**Exercise brief:** Of the lines in the data below, count the ones holding the string "range", and answer with that number only.

**Dataset extract:**
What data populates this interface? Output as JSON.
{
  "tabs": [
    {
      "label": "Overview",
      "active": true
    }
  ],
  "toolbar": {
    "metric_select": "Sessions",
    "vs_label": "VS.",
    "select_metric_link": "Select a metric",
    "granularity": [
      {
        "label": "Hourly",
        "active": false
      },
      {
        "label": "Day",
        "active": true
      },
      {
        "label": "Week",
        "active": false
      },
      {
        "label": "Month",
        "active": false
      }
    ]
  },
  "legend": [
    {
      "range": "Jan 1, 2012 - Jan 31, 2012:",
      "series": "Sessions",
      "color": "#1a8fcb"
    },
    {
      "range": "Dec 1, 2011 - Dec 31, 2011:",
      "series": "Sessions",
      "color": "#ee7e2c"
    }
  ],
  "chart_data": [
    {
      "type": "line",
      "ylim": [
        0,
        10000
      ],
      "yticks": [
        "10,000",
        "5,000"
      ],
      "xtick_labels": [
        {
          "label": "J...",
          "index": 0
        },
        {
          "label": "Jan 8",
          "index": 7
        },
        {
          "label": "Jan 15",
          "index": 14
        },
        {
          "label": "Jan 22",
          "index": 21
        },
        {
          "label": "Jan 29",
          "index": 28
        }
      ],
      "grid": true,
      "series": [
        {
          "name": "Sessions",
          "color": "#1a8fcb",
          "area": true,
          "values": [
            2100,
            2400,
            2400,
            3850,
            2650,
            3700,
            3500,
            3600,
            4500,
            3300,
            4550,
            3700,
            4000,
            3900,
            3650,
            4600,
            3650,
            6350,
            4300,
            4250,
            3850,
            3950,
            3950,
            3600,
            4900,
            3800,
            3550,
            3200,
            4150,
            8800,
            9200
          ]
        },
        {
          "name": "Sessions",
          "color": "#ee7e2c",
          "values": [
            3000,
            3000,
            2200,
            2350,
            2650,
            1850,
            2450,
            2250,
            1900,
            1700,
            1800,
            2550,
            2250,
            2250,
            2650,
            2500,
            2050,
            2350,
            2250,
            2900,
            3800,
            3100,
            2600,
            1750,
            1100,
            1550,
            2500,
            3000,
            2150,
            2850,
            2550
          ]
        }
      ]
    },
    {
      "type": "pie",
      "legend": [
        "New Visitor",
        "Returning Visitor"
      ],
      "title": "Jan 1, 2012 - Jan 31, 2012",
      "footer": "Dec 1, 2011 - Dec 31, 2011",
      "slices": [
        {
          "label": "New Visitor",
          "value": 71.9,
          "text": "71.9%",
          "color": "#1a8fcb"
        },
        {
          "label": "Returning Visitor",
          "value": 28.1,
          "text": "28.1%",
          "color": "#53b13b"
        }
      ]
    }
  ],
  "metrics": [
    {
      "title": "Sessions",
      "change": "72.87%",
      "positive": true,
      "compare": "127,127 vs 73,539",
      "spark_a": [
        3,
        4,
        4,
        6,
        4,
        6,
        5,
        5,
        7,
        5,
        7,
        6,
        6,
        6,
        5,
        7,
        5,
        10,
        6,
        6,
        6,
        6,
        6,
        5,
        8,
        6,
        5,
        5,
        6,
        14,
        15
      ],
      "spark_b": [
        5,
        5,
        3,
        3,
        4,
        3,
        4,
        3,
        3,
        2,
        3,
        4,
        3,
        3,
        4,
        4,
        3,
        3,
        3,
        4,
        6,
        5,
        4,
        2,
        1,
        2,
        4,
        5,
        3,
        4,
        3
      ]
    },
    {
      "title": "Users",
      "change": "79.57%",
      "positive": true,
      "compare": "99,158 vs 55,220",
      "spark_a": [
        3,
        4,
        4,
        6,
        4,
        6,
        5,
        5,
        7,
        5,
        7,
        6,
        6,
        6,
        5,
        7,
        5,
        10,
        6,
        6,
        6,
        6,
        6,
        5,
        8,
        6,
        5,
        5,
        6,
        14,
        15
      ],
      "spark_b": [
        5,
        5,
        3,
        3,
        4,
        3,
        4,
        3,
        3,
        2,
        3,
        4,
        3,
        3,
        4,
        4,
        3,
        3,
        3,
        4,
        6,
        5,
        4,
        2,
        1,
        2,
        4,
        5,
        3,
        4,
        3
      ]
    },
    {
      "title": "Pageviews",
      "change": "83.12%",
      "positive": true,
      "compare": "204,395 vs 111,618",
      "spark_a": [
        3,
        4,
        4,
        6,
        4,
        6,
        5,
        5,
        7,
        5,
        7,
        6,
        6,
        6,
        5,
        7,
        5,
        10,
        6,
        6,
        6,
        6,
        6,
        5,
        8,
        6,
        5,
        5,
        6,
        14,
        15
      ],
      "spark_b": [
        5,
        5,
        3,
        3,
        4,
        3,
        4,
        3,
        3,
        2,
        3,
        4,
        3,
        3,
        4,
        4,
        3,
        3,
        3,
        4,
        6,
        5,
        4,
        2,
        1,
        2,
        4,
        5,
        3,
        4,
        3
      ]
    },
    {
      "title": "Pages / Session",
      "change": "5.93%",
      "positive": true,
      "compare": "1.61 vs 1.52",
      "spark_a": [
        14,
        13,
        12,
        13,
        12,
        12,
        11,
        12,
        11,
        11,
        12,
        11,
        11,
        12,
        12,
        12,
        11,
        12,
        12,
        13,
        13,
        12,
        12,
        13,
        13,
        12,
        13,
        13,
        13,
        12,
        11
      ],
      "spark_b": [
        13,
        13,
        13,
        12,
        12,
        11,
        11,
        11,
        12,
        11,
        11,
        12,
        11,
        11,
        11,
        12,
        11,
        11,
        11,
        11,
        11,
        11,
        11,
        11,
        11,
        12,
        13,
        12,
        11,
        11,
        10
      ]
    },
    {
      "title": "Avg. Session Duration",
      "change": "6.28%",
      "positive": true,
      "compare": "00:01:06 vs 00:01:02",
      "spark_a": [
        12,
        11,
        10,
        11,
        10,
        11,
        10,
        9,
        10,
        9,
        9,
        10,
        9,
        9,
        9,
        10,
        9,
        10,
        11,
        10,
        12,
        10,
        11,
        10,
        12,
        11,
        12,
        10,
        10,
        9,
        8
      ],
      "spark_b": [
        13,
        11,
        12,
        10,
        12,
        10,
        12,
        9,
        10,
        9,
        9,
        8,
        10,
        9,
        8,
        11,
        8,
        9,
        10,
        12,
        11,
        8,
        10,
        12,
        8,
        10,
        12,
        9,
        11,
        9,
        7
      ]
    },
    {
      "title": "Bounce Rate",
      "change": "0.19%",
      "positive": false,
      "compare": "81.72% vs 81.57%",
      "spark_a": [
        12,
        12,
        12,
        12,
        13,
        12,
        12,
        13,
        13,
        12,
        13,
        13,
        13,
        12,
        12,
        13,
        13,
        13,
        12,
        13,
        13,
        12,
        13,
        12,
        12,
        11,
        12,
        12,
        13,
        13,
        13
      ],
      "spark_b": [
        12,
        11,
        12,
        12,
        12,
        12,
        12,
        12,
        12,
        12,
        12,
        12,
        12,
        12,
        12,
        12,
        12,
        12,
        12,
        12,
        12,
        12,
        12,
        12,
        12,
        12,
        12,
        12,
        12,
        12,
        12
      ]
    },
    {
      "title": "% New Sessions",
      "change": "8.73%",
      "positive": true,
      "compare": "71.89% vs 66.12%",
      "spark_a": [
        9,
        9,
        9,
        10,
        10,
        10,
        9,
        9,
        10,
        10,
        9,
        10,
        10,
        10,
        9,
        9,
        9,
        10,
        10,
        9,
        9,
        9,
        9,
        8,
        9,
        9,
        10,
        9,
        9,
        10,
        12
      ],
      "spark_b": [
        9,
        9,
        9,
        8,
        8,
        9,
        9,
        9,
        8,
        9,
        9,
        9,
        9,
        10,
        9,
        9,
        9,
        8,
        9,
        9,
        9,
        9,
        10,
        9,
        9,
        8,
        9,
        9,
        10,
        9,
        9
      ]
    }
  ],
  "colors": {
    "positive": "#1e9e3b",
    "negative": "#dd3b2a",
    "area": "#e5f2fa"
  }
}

**Exercise output:** 2